[Begin]
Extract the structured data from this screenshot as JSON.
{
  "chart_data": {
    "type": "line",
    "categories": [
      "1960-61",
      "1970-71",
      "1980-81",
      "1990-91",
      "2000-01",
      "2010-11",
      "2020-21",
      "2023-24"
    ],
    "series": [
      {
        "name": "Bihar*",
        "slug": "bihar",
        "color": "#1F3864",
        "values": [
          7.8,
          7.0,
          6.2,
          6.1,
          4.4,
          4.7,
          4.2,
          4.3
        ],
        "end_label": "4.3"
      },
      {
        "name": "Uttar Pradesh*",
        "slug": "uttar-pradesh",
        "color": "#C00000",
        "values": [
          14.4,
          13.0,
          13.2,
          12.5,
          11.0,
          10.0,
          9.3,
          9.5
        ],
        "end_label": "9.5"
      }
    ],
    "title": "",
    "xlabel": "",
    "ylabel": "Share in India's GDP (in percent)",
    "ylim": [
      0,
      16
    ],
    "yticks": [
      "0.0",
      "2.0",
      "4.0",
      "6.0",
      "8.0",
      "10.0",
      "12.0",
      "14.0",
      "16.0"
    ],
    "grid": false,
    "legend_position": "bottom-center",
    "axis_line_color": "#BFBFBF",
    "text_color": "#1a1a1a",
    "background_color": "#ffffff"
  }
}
[End]
### Goal
Every line above should be retyped exactly as given.

### Exercise result
Extract the structured data from this screenshot as JSON.
{
  "chart_data": {
    "type": "line",
    "categories": [
      "1960-61",
      "1970-71",
      "1980-81",
      "1990-91",
      "2000-01",
      "2010-11",
      "2020-21",
      "2023-24"
    ],
    "series": [
      {
        "name": "Bihar*",
        "slug": "bihar",
        "color": "#1F3864",
        "values": [
          7.8,
          7.0,
          6.2,
          6.1,
          4.4,
          4.7,
          4.2,
          4.3
        ],
        "end_label": "4.3"
      },
      {
        "name": "Uttar Pradesh*",
        "slug": "uttar-pradesh",
        "color": "#C00000",
        "values": [
          14.4,
          13.0,
          13.2,
          12.5,
          11.0,
          10.0,
          9.3,
          9.5
        ],
        "end_label": "9.5"
      }
    ],
    "title": "",
    "xlabel": "",
    "ylabel": "Share in India's GDP (in percent)",
    "ylim": [
      0,
      16
    ],
    "yticks": [
      "0.0",
      "2.0",
      "4.0",
      "6.0",
      "8.0",
      "10.0",
      "12.0",
      "14.0",
      "16.0"
    ],
    "grid": false,
    "legend_position": "bottom-center",
    "axis_line_color": "#BFBFBF",
    "text_color": "#1a1a1a",
    "background_color": "#ffffff"
  }
}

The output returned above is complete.